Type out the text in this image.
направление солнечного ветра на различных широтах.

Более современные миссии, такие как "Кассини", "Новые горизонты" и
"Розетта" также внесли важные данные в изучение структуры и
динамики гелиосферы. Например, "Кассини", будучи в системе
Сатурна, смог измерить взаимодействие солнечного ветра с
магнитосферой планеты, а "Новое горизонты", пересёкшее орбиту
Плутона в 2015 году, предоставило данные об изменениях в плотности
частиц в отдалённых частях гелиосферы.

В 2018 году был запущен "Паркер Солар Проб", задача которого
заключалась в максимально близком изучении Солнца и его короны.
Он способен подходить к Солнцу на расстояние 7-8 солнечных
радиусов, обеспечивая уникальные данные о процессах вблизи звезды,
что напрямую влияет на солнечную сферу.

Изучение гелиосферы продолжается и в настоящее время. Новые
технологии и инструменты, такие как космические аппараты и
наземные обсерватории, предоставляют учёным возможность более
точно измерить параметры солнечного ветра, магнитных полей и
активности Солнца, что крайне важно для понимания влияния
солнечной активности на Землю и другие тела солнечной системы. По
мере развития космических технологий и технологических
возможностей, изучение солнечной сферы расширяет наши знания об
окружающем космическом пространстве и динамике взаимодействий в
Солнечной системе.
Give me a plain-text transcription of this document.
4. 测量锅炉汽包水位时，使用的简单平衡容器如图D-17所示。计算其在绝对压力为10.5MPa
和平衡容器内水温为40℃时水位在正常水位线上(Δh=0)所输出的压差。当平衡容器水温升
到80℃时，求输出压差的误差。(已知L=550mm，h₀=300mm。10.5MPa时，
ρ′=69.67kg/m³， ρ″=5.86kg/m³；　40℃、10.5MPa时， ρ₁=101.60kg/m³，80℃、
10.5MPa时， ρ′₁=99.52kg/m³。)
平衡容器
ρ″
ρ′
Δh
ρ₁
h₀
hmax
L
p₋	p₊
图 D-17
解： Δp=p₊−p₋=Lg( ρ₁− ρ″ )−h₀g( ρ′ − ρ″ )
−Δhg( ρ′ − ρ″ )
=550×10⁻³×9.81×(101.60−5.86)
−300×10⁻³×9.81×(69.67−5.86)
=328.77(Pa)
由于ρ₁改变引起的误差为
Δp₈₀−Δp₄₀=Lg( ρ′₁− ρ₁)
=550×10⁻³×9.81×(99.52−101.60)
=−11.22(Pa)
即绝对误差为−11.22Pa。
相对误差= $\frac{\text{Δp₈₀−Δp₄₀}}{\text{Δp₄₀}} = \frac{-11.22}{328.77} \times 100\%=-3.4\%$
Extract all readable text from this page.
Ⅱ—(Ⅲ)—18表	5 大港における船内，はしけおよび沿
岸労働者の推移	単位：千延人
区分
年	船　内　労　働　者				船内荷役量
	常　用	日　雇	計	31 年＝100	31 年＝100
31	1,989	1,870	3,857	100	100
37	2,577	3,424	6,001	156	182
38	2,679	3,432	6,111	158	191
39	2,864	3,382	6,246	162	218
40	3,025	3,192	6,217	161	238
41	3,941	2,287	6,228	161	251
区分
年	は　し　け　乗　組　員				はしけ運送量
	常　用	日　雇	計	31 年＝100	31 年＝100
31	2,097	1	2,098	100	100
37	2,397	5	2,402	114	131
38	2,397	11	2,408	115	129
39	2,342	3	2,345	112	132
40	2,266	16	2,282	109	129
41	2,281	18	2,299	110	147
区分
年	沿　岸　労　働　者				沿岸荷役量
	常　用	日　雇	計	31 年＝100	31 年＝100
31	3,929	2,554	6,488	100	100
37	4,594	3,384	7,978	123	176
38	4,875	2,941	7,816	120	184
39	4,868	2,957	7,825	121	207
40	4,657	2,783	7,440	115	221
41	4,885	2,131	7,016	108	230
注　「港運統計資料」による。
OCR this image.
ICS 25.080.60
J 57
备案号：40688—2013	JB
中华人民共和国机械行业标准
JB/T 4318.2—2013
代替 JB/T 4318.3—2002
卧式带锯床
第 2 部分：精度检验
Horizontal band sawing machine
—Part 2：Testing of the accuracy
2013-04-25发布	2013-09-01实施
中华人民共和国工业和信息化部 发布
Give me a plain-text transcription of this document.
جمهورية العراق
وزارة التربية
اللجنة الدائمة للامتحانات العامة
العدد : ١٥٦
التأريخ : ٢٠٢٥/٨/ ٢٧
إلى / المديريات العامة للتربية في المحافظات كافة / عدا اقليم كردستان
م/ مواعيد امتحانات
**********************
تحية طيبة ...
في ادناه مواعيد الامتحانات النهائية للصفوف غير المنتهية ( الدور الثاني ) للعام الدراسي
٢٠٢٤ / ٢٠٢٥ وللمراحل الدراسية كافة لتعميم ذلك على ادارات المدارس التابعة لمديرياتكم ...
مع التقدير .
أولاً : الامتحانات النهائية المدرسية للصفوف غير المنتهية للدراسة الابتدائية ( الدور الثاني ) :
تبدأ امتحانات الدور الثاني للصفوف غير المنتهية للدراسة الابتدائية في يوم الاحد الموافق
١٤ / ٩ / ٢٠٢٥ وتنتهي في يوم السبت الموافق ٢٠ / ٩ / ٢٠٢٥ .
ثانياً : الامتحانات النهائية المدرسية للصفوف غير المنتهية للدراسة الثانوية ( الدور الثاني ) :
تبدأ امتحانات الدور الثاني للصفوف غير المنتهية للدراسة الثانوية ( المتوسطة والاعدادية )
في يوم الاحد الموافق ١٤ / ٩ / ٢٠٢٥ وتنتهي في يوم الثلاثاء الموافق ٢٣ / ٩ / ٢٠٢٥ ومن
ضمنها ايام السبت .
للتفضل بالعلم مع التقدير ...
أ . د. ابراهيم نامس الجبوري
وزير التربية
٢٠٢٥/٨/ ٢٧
----------
*TASK REQUIREMENTS*
Count every line of the material above that holds the string "системе", then state only the total.

*IN RESPONSE*
2